Records from a data source:
>> Start
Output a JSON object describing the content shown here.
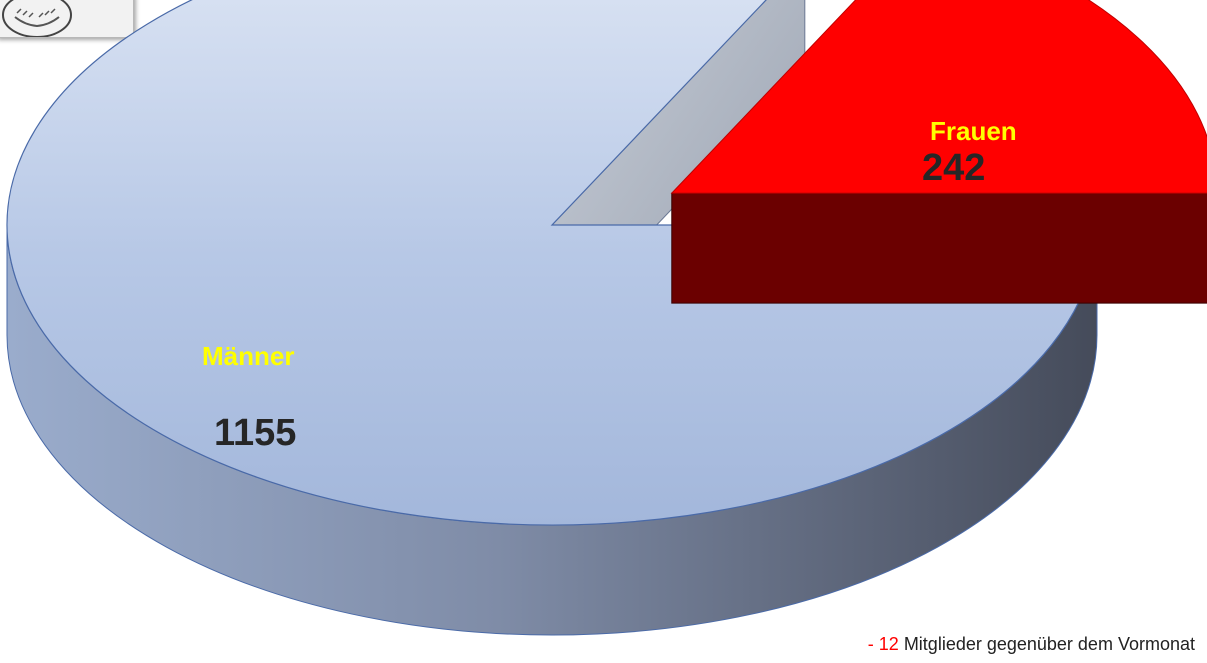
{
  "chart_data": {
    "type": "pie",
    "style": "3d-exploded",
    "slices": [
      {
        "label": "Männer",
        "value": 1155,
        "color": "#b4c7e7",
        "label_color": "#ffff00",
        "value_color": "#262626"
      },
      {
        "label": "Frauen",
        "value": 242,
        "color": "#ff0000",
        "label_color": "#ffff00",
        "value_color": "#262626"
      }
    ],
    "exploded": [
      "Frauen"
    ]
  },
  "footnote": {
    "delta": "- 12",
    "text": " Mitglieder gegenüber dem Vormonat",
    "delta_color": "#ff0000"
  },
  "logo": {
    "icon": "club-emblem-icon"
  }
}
>> End
>> Start
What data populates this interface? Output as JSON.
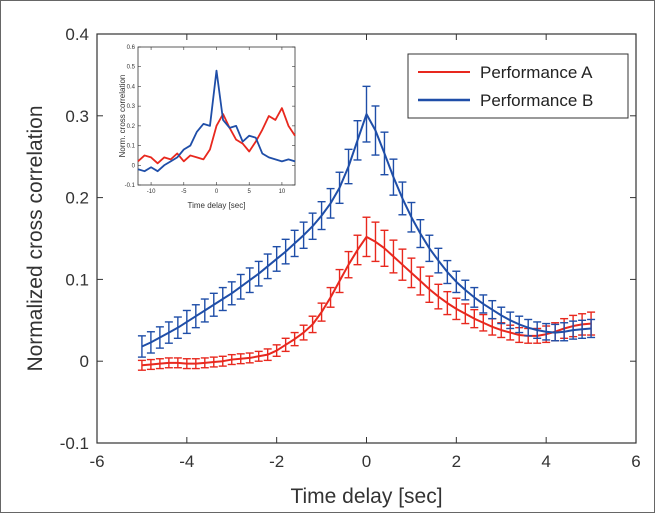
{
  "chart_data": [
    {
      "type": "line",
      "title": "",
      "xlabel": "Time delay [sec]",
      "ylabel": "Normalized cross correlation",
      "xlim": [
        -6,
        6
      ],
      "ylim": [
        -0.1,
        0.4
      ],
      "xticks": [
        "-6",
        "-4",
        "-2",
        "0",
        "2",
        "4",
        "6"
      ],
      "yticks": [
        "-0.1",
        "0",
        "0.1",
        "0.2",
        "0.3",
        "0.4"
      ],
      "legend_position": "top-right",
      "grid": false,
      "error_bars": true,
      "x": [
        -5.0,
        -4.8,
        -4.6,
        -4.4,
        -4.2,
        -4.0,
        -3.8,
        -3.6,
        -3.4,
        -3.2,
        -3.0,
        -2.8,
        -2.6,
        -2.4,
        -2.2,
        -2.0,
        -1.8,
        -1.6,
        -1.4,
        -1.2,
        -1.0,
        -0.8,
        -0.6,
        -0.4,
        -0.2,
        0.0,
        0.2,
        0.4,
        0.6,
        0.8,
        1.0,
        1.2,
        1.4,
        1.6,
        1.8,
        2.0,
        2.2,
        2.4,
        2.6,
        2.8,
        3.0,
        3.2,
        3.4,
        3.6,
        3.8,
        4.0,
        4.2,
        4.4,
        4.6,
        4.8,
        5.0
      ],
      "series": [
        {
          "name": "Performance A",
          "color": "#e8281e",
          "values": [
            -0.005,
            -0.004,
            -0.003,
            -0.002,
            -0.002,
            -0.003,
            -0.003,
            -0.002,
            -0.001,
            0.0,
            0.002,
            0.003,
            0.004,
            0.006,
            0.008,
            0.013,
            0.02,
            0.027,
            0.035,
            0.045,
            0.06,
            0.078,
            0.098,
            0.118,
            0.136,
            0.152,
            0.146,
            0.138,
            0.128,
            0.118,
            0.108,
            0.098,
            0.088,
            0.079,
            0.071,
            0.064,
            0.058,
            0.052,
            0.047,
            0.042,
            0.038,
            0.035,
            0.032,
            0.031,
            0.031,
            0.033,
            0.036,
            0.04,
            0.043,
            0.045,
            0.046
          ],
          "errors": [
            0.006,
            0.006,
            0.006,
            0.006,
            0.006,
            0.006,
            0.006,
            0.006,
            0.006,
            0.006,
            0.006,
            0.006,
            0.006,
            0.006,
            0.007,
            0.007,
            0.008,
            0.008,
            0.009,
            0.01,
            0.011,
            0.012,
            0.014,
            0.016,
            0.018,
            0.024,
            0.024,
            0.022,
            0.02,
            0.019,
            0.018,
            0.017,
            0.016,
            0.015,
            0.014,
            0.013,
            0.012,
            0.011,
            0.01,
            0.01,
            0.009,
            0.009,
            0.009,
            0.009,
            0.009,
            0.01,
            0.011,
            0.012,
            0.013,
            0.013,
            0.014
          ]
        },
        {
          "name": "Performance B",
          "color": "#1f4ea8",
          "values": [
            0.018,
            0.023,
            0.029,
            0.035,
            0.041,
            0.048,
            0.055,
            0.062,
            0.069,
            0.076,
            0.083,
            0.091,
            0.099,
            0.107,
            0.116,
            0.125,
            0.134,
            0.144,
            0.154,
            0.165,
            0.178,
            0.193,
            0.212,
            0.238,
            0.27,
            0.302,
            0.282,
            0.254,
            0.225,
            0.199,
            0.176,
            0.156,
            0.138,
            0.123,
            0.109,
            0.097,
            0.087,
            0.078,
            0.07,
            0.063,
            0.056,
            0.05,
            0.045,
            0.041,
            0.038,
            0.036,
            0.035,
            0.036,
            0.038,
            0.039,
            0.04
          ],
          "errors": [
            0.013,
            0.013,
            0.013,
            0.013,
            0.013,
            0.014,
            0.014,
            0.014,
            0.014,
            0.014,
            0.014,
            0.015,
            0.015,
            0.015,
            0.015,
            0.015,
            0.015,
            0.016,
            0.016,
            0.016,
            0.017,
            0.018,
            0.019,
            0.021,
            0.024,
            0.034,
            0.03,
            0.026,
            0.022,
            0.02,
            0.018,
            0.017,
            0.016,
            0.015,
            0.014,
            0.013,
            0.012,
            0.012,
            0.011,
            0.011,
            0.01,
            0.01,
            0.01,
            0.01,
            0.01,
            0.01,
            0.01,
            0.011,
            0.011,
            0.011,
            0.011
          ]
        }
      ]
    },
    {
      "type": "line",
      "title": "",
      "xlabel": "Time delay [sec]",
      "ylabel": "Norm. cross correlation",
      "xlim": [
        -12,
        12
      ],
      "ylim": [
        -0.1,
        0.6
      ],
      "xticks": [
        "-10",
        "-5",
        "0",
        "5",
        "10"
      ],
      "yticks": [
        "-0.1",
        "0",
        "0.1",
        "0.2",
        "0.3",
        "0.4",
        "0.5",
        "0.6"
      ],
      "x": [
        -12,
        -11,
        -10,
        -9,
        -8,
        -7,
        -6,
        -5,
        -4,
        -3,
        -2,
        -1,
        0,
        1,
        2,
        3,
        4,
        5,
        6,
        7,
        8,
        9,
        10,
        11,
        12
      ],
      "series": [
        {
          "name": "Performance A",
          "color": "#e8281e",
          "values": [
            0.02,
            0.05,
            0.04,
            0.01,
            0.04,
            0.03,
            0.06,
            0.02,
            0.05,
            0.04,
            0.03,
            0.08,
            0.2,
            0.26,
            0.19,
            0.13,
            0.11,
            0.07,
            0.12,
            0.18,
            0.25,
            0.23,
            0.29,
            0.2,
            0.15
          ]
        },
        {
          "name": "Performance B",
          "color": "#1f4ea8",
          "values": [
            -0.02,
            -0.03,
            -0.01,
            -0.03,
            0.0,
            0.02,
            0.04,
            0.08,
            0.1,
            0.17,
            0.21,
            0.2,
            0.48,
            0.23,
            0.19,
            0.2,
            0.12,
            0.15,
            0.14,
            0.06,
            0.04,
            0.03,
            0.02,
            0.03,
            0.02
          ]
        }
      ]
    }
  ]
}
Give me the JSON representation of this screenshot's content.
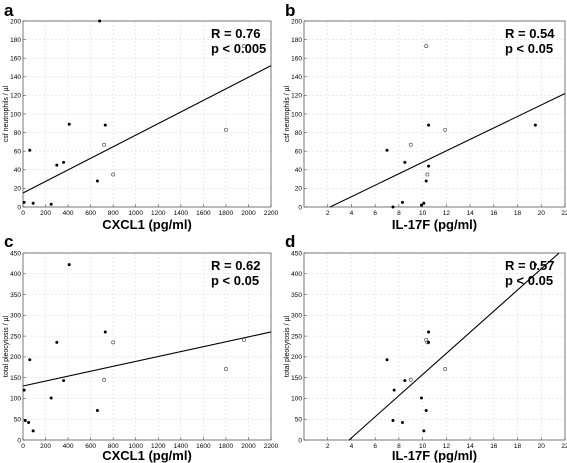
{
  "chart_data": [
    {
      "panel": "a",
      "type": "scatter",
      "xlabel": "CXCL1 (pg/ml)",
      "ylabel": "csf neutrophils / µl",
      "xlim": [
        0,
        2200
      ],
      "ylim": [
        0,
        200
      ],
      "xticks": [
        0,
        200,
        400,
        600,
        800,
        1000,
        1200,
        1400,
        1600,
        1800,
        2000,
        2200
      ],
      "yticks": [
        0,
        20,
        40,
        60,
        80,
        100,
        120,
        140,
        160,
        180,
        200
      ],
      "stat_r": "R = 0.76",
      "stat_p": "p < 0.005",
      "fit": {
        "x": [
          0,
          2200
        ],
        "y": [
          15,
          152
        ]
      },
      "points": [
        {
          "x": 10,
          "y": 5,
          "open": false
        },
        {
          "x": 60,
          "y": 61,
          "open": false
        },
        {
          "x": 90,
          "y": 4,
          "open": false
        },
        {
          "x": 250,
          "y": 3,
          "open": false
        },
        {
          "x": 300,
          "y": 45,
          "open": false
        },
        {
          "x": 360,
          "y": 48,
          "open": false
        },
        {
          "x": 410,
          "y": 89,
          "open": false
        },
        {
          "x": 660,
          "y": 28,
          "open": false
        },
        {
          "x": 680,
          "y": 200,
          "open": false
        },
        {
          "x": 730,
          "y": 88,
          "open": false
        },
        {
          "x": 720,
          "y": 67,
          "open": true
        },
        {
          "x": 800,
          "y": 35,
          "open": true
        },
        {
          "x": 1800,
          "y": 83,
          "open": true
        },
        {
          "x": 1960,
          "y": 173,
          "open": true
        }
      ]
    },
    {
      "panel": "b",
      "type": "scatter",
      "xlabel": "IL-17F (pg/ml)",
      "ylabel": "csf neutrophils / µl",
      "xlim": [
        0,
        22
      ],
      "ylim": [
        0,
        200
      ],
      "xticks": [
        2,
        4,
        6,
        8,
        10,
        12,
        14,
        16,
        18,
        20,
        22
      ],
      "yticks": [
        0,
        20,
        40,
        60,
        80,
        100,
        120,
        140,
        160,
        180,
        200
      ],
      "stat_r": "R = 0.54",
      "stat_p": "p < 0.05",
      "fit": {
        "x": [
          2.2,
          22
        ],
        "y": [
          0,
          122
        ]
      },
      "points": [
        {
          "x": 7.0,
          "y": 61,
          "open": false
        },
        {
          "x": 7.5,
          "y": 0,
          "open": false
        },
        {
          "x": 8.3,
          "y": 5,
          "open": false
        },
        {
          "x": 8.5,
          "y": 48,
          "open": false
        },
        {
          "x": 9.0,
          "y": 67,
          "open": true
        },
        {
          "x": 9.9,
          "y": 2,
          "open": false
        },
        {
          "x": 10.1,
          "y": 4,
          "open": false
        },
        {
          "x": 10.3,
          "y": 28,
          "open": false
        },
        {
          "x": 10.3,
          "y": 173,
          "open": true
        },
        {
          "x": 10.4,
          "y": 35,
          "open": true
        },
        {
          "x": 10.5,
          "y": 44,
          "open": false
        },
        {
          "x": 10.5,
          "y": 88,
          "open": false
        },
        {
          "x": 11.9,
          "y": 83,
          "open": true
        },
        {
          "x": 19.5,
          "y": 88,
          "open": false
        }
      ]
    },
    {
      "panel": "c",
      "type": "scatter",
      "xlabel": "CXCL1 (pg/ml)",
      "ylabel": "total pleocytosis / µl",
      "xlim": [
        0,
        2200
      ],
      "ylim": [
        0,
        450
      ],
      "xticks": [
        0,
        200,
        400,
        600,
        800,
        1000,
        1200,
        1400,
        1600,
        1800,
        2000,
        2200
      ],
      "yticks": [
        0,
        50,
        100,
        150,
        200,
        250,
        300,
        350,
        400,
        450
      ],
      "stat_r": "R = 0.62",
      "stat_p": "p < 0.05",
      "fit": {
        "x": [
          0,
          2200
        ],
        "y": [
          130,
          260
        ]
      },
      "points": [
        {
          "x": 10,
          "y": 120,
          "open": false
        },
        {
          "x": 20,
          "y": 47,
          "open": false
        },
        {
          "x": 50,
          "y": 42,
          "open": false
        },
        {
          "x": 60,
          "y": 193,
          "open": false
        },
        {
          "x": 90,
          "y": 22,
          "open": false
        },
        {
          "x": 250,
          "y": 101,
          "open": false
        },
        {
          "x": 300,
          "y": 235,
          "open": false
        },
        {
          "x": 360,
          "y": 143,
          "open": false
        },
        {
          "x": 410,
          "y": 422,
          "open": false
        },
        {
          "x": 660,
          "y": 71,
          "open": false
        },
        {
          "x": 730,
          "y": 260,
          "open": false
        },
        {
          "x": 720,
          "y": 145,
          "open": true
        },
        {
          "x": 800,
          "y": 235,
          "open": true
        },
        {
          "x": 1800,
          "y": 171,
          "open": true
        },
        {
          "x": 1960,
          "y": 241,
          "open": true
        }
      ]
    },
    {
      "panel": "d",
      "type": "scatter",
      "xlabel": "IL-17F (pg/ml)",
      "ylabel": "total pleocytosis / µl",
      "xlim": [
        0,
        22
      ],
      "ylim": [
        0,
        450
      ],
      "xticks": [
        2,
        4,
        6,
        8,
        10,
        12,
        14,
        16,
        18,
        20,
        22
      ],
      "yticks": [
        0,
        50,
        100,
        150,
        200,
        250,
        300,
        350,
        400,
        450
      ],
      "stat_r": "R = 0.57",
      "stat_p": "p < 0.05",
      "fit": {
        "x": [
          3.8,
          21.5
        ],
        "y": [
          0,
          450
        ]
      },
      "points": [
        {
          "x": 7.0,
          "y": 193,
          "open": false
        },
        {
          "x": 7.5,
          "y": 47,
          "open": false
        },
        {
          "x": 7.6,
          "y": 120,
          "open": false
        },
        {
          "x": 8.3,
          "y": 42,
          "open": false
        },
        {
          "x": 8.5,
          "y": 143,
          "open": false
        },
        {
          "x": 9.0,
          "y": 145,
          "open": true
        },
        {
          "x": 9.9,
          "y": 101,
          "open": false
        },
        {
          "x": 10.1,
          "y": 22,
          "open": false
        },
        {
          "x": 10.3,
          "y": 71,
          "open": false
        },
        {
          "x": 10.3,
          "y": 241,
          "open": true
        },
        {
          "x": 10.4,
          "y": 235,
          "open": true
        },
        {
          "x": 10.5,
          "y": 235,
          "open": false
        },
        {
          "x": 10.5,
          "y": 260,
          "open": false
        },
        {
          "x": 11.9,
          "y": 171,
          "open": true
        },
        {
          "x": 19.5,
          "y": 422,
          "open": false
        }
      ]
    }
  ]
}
>> End
Problem: In the lines above, locate the string "Output". Copy every line where it occurs.

The answer:
Output a JSON object describing the content shown here.
What data populates this interface? Output as JSON.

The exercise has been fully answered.